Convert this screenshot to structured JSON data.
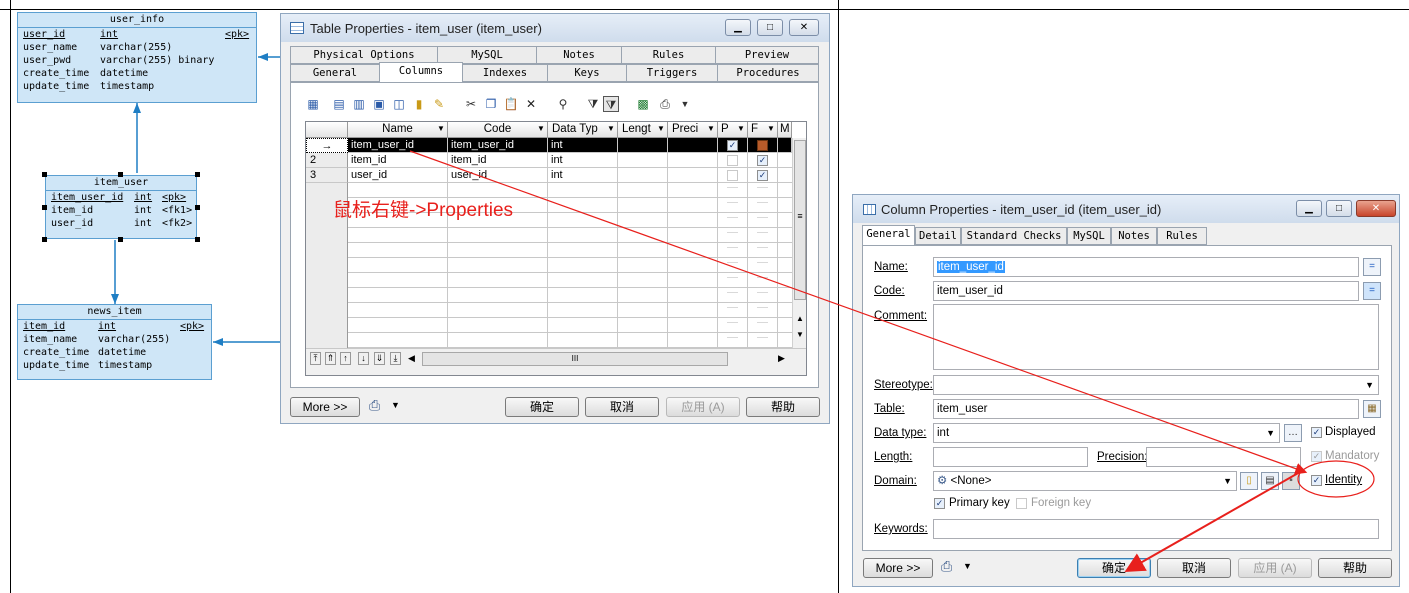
{
  "diagram": {
    "user_info": {
      "title": "user_info",
      "rows": [
        {
          "name": "user_id",
          "type": "int",
          "key": "<pk>",
          "pk": true
        },
        {
          "name": "user_name",
          "type": "varchar(255)",
          "key": ""
        },
        {
          "name": "user_pwd",
          "type": "varchar(255) binary",
          "key": ""
        },
        {
          "name": "create_time",
          "type": "datetime",
          "key": ""
        },
        {
          "name": "update_time",
          "type": "timestamp",
          "key": ""
        }
      ]
    },
    "item_user": {
      "title": "item_user",
      "rows": [
        {
          "name": "item_user_id",
          "type": "int",
          "key": "<pk>",
          "pk": true
        },
        {
          "name": "item_id",
          "type": "int",
          "key": "<fk1>"
        },
        {
          "name": "user_id",
          "type": "int",
          "key": "<fk2>"
        }
      ]
    },
    "news_item": {
      "title": "news_item",
      "rows": [
        {
          "name": "item_id",
          "type": "int",
          "key": "<pk>",
          "pk": true
        },
        {
          "name": "item_name",
          "type": "varchar(255)",
          "key": ""
        },
        {
          "name": "create_time",
          "type": "datetime",
          "key": ""
        },
        {
          "name": "update_time",
          "type": "timestamp",
          "key": ""
        }
      ]
    }
  },
  "table_props": {
    "title": "Table Properties - item_user (item_user)",
    "tabs_row1": [
      "Physical Options",
      "MySQL",
      "Notes",
      "Rules",
      "Preview"
    ],
    "tabs_row2": [
      "General",
      "Columns",
      "Indexes",
      "Keys",
      "Triggers",
      "Procedures"
    ],
    "active_tab": "Columns",
    "grid_headers": [
      "Name",
      "Code",
      "Data Typ",
      "Lengt",
      "Preci",
      "P",
      "F",
      "M"
    ],
    "rows": [
      {
        "num": "→",
        "name": "item_user_id",
        "code": "item_user_id",
        "type": "int",
        "p": true,
        "f": false,
        "selected": true
      },
      {
        "num": "2",
        "name": "item_id",
        "code": "item_id",
        "type": "int",
        "p": false,
        "f": true
      },
      {
        "num": "3",
        "name": "user_id",
        "code": "user_id",
        "type": "int",
        "p": false,
        "f": true
      }
    ],
    "annotation": "鼠标右键->Properties",
    "more_label": "More >>",
    "ok_label": "确定",
    "cancel_label": "取消",
    "apply_label": "应用 (A)",
    "help_label": "帮助",
    "hscroll_text": "III"
  },
  "col_props": {
    "title": "Column Properties - item_user_id (item_user_id)",
    "tabs": [
      "General",
      "Detail",
      "Standard Checks",
      "MySQL",
      "Notes",
      "Rules"
    ],
    "active_tab": "General",
    "name_label": "Name:",
    "name_value": "item_user_id",
    "code_label": "Code:",
    "code_value": "item_user_id",
    "comment_label": "Comment:",
    "stereotype_label": "Stereotype:",
    "table_label": "Table:",
    "table_value": "item_user",
    "datatype_label": "Data type:",
    "datatype_value": "int",
    "displayed_label": "Displayed",
    "length_label": "Length:",
    "precision_label": "Precision:",
    "mandatory_label": "Mandatory",
    "domain_label": "Domain:",
    "domain_value": "<None>",
    "identity_label": "Identity",
    "primary_key_label": "Primary key",
    "foreign_key_label": "Foreign key",
    "keywords_label": "Keywords:",
    "more_label": "More >>",
    "ok_label": "确定",
    "cancel_label": "取消",
    "apply_label": "应用 (A)",
    "help_label": "帮助",
    "equals_label": "="
  },
  "colors": {
    "annotation": "#e8201c",
    "entity_fill": "#cfe6f7",
    "entity_border": "#5b9fd1",
    "selection": "#3399ff"
  }
}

### Written request
Reproduce the data above in full, exactly as it is, with the pictures left out.

### Written reply
Convert this screenshot to structured JSON data.
{
  "diagram": {
    "user_info": {
      "title": "user_info",
      "rows": [
        {
          "name": "user_id",
          "type": "int",
          "key": "<pk>",
          "pk": true
        },
        {
          "name": "user_name",
          "type": "varchar(255)",
          "key": ""
        },
        {
          "name": "user_pwd",
          "type": "varchar(255) binary",
          "key": ""
        },
        {
          "name": "create_time",
          "type": "datetime",
          "key": ""
        },
        {
          "name": "update_time",
          "type": "timestamp",
          "key": ""
        }
      ]
    },
    "item_user": {
      "title": "item_user",
      "rows": [
        {
          "name": "item_user_id",
          "type": "int",
          "key": "<pk>",
          "pk": true
        },
        {
          "name": "item_id",
          "type": "int",
          "key": "<fk1>"
        },
        {
          "name": "user_id",
          "type": "int",
          "key": "<fk2>"
        }
      ]
    },
    "news_item": {
      "title": "news_item",
      "rows": [
        {
          "name": "item_id",
          "type": "int",
          "key": "<pk>",
          "pk": true
        },
        {
          "name": "item_name",
          "type": "varchar(255)",
          "key": ""
        },
        {
          "name": "create_time",
          "type": "datetime",
          "key": ""
        },
        {
          "name": "update_time",
          "type": "timestamp",
          "key": ""
        }
      ]
    }
  },
  "table_props": {
    "title": "Table Properties - item_user (item_user)",
    "tabs_row1": [
      "Physical Options",
      "MySQL",
      "Notes",
      "Rules",
      "Preview"
    ],
    "tabs_row2": [
      "General",
      "Columns",
      "Indexes",
      "Keys",
      "Triggers",
      "Procedures"
    ],
    "active_tab": "Columns",
    "grid_headers": [
      "Name",
      "Code",
      "Data Typ",
      "Lengt",
      "Preci",
      "P",
      "F",
      "M"
    ],
    "rows": [
      {
        "num": "→",
        "name": "item_user_id",
        "code": "item_user_id",
        "type": "int",
        "p": true,
        "f": false,
        "selected": true
      },
      {
        "num": "2",
        "name": "item_id",
        "code": "item_id",
        "type": "int",
        "p": false,
        "f": true
      },
      {
        "num": "3",
        "name": "user_id",
        "code": "user_id",
        "type": "int",
        "p": false,
        "f": true
      }
    ],
    "annotation": "鼠标右键->Properties",
    "more_label": "More >>",
    "ok_label": "确定",
    "cancel_label": "取消",
    "apply_label": "应用 (A)",
    "help_label": "帮助",
    "hscroll_text": "III"
  },
  "col_props": {
    "title": "Column Properties - item_user_id (item_user_id)",
    "tabs": [
      "General",
      "Detail",
      "Standard Checks",
      "MySQL",
      "Notes",
      "Rules"
    ],
    "active_tab": "General",
    "name_label": "Name:",
    "name_value": "item_user_id",
    "code_label": "Code:",
    "code_value": "item_user_id",
    "comment_label": "Comment:",
    "stereotype_label": "Stereotype:",
    "table_label": "Table:",
    "table_value": "item_user",
    "datatype_label": "Data type:",
    "datatype_value": "int",
    "displayed_label": "Displayed",
    "length_label": "Length:",
    "precision_label": "Precision:",
    "mandatory_label": "Mandatory",
    "domain_label": "Domain:",
    "domain_value": "<None>",
    "identity_label": "Identity",
    "primary_key_label": "Primary key",
    "foreign_key_label": "Foreign key",
    "keywords_label": "Keywords:",
    "more_label": "More >>",
    "ok_label": "确定",
    "cancel_label": "取消",
    "apply_label": "应用 (A)",
    "help_label": "帮助",
    "equals_label": "="
  },
  "colors": {
    "annotation": "#e8201c",
    "entity_fill": "#cfe6f7",
    "entity_border": "#5b9fd1",
    "selection": "#3399ff"
  }
}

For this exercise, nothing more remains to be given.